Recorded information
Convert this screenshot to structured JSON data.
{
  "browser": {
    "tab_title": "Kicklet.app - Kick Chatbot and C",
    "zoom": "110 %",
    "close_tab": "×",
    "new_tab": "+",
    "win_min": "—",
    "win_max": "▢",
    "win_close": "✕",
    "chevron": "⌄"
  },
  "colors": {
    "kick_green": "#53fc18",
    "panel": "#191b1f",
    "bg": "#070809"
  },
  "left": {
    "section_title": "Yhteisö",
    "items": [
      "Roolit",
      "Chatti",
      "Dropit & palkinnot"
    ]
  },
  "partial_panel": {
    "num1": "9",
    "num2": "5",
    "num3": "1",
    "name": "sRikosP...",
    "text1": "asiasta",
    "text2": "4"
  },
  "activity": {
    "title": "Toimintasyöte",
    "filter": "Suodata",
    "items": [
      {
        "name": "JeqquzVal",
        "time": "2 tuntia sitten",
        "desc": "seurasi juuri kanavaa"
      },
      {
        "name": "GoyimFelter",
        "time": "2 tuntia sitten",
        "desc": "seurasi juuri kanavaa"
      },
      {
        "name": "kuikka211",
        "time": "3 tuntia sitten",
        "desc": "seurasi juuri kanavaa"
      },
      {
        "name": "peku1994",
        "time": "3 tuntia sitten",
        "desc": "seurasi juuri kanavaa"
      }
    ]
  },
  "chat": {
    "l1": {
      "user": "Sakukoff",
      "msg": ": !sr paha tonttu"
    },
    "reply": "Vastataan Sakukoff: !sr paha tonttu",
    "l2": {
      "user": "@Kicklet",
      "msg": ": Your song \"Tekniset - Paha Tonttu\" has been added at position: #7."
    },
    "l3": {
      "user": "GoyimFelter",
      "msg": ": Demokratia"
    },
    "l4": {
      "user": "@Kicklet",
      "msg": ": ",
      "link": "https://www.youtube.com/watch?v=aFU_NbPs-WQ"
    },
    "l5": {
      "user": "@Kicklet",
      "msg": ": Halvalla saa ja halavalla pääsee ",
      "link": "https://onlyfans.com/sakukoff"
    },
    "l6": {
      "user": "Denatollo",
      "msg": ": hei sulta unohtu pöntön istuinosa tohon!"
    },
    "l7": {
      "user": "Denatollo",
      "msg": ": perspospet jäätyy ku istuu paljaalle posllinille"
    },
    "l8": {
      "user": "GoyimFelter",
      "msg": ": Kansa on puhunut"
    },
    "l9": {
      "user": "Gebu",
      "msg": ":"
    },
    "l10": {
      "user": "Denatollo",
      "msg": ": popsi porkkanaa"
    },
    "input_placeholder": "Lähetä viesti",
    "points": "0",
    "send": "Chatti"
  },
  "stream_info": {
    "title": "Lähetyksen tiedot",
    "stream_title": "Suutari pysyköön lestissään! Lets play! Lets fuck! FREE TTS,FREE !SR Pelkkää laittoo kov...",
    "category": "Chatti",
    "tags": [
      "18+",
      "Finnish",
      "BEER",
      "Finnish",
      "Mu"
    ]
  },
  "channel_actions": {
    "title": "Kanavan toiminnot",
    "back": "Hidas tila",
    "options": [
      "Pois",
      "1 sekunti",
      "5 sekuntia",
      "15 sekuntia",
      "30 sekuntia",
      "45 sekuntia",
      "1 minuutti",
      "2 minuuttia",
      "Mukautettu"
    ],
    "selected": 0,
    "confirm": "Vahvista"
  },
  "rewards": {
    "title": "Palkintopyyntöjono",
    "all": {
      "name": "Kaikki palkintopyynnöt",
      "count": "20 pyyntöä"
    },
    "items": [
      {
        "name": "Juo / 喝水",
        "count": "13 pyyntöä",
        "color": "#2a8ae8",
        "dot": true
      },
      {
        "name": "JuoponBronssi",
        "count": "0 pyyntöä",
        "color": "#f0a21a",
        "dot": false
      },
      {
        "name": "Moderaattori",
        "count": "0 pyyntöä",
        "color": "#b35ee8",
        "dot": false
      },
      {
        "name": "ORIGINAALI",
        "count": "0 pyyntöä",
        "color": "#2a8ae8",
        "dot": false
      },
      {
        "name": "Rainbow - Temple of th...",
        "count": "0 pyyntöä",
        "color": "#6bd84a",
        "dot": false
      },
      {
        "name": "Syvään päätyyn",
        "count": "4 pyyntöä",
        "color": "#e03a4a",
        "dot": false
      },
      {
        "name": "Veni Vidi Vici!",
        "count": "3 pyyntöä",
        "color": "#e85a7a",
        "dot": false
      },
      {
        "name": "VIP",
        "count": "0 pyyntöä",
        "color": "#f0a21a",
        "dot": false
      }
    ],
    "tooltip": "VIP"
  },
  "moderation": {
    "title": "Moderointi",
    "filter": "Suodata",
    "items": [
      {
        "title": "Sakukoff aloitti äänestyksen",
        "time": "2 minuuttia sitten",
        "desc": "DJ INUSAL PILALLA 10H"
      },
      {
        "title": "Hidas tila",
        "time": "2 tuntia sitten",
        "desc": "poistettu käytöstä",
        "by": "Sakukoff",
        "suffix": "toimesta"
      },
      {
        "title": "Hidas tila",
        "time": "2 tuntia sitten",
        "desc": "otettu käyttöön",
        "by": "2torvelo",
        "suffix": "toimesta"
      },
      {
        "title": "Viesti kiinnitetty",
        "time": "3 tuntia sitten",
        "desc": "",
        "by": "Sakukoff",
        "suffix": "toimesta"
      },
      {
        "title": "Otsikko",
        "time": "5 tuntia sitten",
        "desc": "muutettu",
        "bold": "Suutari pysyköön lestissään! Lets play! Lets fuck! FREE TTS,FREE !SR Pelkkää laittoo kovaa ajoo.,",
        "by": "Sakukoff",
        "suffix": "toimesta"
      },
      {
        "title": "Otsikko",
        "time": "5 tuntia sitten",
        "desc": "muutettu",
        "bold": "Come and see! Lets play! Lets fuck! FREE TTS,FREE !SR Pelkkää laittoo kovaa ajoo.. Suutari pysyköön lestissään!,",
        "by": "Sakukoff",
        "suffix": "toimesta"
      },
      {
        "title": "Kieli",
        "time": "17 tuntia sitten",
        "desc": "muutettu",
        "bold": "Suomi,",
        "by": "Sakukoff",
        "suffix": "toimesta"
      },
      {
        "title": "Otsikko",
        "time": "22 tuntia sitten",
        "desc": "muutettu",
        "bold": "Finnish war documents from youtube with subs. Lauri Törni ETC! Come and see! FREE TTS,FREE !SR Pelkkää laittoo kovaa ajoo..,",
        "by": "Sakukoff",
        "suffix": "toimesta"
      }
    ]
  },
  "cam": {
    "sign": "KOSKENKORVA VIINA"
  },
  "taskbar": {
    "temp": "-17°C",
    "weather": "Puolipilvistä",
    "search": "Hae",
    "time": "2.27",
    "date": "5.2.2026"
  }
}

Given problem
Report how many lines include the word "Chatti". Give nothing but the number.

The result
3